Dataset records on visual material:
● ● ● ● ● ● ●

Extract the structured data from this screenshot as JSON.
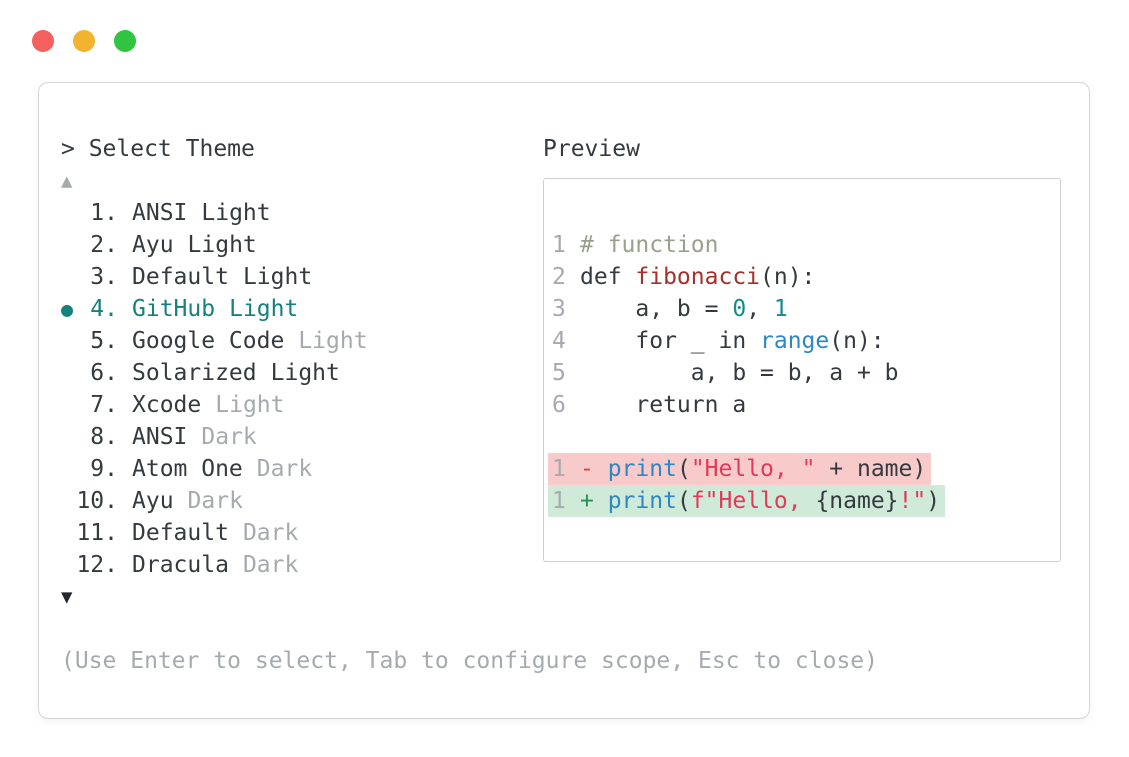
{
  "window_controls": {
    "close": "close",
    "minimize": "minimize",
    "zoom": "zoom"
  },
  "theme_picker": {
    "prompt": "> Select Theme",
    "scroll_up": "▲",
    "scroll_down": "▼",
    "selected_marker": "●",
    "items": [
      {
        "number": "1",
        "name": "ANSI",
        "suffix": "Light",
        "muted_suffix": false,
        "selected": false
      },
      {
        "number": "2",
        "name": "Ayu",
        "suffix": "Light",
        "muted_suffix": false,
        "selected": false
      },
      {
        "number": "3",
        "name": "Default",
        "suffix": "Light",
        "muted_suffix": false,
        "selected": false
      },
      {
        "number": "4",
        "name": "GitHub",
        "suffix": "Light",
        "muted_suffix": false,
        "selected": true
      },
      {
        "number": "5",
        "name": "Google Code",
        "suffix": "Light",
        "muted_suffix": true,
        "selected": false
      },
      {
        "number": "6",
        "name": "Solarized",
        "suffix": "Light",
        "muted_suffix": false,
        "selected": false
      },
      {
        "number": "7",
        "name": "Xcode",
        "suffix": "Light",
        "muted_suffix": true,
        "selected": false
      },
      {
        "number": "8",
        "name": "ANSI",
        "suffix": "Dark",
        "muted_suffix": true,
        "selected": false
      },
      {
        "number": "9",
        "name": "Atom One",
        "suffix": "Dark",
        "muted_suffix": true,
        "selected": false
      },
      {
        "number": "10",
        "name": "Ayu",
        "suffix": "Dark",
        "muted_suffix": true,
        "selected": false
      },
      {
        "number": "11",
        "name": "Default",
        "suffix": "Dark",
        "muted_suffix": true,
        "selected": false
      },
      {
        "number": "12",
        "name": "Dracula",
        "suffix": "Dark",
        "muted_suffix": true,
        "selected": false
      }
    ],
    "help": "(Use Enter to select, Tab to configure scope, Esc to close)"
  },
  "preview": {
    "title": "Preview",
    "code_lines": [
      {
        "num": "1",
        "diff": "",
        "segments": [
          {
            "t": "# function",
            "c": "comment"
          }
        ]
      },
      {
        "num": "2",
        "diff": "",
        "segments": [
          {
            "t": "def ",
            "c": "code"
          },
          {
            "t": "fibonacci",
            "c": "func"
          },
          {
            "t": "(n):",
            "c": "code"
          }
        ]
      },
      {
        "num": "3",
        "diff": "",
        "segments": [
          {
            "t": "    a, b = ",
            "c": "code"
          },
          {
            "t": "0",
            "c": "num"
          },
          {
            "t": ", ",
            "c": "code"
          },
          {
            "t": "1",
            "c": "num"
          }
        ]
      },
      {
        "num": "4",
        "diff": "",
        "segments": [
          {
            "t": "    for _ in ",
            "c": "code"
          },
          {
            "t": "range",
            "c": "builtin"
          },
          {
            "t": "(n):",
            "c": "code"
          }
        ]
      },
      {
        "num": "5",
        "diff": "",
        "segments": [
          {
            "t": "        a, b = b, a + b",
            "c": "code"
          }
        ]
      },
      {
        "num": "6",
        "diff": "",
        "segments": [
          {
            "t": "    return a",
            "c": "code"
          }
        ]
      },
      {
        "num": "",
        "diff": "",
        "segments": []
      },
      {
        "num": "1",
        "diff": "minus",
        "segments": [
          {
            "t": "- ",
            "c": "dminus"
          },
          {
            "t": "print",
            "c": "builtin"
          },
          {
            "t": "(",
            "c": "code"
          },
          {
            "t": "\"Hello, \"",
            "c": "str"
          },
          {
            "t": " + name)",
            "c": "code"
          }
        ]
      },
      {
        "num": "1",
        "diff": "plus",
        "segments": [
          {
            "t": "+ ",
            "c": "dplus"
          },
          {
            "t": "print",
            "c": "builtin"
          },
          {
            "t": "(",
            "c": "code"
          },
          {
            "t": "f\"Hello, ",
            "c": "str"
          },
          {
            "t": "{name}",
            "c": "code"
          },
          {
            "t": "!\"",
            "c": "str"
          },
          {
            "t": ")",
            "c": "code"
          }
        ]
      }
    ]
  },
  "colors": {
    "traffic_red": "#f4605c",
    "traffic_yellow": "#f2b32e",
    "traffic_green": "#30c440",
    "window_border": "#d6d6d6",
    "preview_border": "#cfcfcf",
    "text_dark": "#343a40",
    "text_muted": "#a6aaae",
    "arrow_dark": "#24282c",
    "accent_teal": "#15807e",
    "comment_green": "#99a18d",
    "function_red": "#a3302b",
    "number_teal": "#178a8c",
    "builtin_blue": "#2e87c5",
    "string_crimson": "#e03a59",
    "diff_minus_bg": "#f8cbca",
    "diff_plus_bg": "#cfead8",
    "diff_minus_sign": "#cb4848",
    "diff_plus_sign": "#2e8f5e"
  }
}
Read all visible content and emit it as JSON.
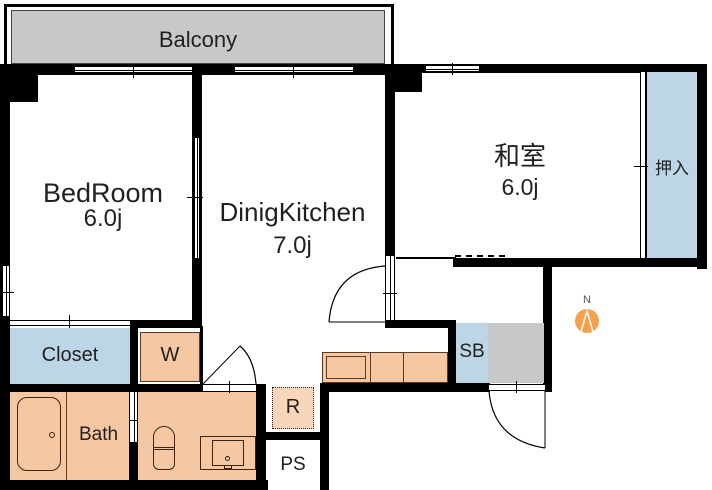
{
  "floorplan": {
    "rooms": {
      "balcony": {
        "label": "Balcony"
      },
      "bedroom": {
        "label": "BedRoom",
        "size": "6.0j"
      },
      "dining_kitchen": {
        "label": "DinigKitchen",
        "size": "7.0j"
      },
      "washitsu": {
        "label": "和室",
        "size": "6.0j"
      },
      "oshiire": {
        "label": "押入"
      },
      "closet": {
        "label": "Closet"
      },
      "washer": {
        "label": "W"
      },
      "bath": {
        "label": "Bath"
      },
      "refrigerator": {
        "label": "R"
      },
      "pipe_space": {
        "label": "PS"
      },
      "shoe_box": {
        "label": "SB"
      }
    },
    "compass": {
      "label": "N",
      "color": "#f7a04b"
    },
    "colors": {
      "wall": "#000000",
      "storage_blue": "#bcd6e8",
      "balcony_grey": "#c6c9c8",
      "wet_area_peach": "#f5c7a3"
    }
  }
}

● ● ● ● ● ● ●

SHORT EXERCISE: Write out every line above exactly as it is, leaving out the pictures.

ANSWER TO THIS TASK:
Extract the structured data from this screenshot as JSON.
{
  "window_controls": {
    "close": "close",
    "minimize": "minimize",
    "zoom": "zoom"
  },
  "theme_picker": {
    "prompt": "> Select Theme",
    "scroll_up": "▲",
    "scroll_down": "▼",
    "selected_marker": "●",
    "items": [
      {
        "number": "1",
        "name": "ANSI",
        "suffix": "Light",
        "muted_suffix": false,
        "selected": false
      },
      {
        "number": "2",
        "name": "Ayu",
        "suffix": "Light",
        "muted_suffix": false,
        "selected": false
      },
      {
        "number": "3",
        "name": "Default",
        "suffix": "Light",
        "muted_suffix": false,
        "selected": false
      },
      {
        "number": "4",
        "name": "GitHub",
        "suffix": "Light",
        "muted_suffix": false,
        "selected": true
      },
      {
        "number": "5",
        "name": "Google Code",
        "suffix": "Light",
        "muted_suffix": true,
        "selected": false
      },
      {
        "number": "6",
        "name": "Solarized",
        "suffix": "Light",
        "muted_suffix": false,
        "selected": false
      },
      {
        "number": "7",
        "name": "Xcode",
        "suffix": "Light",
        "muted_suffix": true,
        "selected": false
      },
      {
        "number": "8",
        "name": "ANSI",
        "suffix": "Dark",
        "muted_suffix": true,
        "selected": false
      },
      {
        "number": "9",
        "name": "Atom One",
        "suffix": "Dark",
        "muted_suffix": true,
        "selected": false
      },
      {
        "number": "10",
        "name": "Ayu",
        "suffix": "Dark",
        "muted_suffix": true,
        "selected": false
      },
      {
        "number": "11",
        "name": "Default",
        "suffix": "Dark",
        "muted_suffix": true,
        "selected": false
      },
      {
        "number": "12",
        "name": "Dracula",
        "suffix": "Dark",
        "muted_suffix": true,
        "selected": false
      }
    ],
    "help": "(Use Enter to select, Tab to configure scope, Esc to close)"
  },
  "preview": {
    "title": "Preview",
    "code_lines": [
      {
        "num": "1",
        "diff": "",
        "segments": [
          {
            "t": "# function",
            "c": "comment"
          }
        ]
      },
      {
        "num": "2",
        "diff": "",
        "segments": [
          {
            "t": "def ",
            "c": "code"
          },
          {
            "t": "fibonacci",
            "c": "func"
          },
          {
            "t": "(n):",
            "c": "code"
          }
        ]
      },
      {
        "num": "3",
        "diff": "",
        "segments": [
          {
            "t": "    a, b = ",
            "c": "code"
          },
          {
            "t": "0",
            "c": "num"
          },
          {
            "t": ", ",
            "c": "code"
          },
          {
            "t": "1",
            "c": "num"
          }
        ]
      },
      {
        "num": "4",
        "diff": "",
        "segments": [
          {
            "t": "    for _ in ",
            "c": "code"
          },
          {
            "t": "range",
            "c": "builtin"
          },
          {
            "t": "(n):",
            "c": "code"
          }
        ]
      },
      {
        "num": "5",
        "diff": "",
        "segments": [
          {
            "t": "        a, b = b, a + b",
            "c": "code"
          }
        ]
      },
      {
        "num": "6",
        "diff": "",
        "segments": [
          {
            "t": "    return a",
            "c": "code"
          }
        ]
      },
      {
        "num": "",
        "diff": "",
        "segments": []
      },
      {
        "num": "1",
        "diff": "minus",
        "segments": [
          {
            "t": "- ",
            "c": "dminus"
          },
          {
            "t": "print",
            "c": "builtin"
          },
          {
            "t": "(",
            "c": "code"
          },
          {
            "t": "\"Hello, \"",
            "c": "str"
          },
          {
            "t": " + name)",
            "c": "code"
          }
        ]
      },
      {
        "num": "1",
        "diff": "plus",
        "segments": [
          {
            "t": "+ ",
            "c": "dplus"
          },
          {
            "t": "print",
            "c": "builtin"
          },
          {
            "t": "(",
            "c": "code"
          },
          {
            "t": "f\"Hello, ",
            "c": "str"
          },
          {
            "t": "{name}",
            "c": "code"
          },
          {
            "t": "!\"",
            "c": "str"
          },
          {
            "t": ")",
            "c": "code"
          }
        ]
      }
    ]
  },
  "colors": {
    "traffic_red": "#f4605c",
    "traffic_yellow": "#f2b32e",
    "traffic_green": "#30c440",
    "window_border": "#d6d6d6",
    "preview_border": "#cfcfcf",
    "text_dark": "#343a40",
    "text_muted": "#a6aaae",
    "arrow_dark": "#24282c",
    "accent_teal": "#15807e",
    "comment_green": "#99a18d",
    "function_red": "#a3302b",
    "number_teal": "#178a8c",
    "builtin_blue": "#2e87c5",
    "string_crimson": "#e03a59",
    "diff_minus_bg": "#f8cbca",
    "diff_plus_bg": "#cfead8",
    "diff_minus_sign": "#cb4848",
    "diff_plus_sign": "#2e8f5e"
  }
}
Read all visible content and emit it as JSON.
{
  "floorplan": {
    "rooms": {
      "balcony": {
        "label": "Balcony"
      },
      "bedroom": {
        "label": "BedRoom",
        "size": "6.0j"
      },
      "dining_kitchen": {
        "label": "DinigKitchen",
        "size": "7.0j"
      },
      "washitsu": {
        "label": "和室",
        "size": "6.0j"
      },
      "oshiire": {
        "label": "押入"
      },
      "closet": {
        "label": "Closet"
      },
      "washer": {
        "label": "W"
      },
      "bath": {
        "label": "Bath"
      },
      "refrigerator": {
        "label": "R"
      },
      "pipe_space": {
        "label": "PS"
      },
      "shoe_box": {
        "label": "SB"
      }
    },
    "compass": {
      "label": "N",
      "color": "#f7a04b"
    },
    "colors": {
      "wall": "#000000",
      "storage_blue": "#bcd6e8",
      "balcony_grey": "#c6c9c8",
      "wet_area_peach": "#f5c7a3"
    }
  }
}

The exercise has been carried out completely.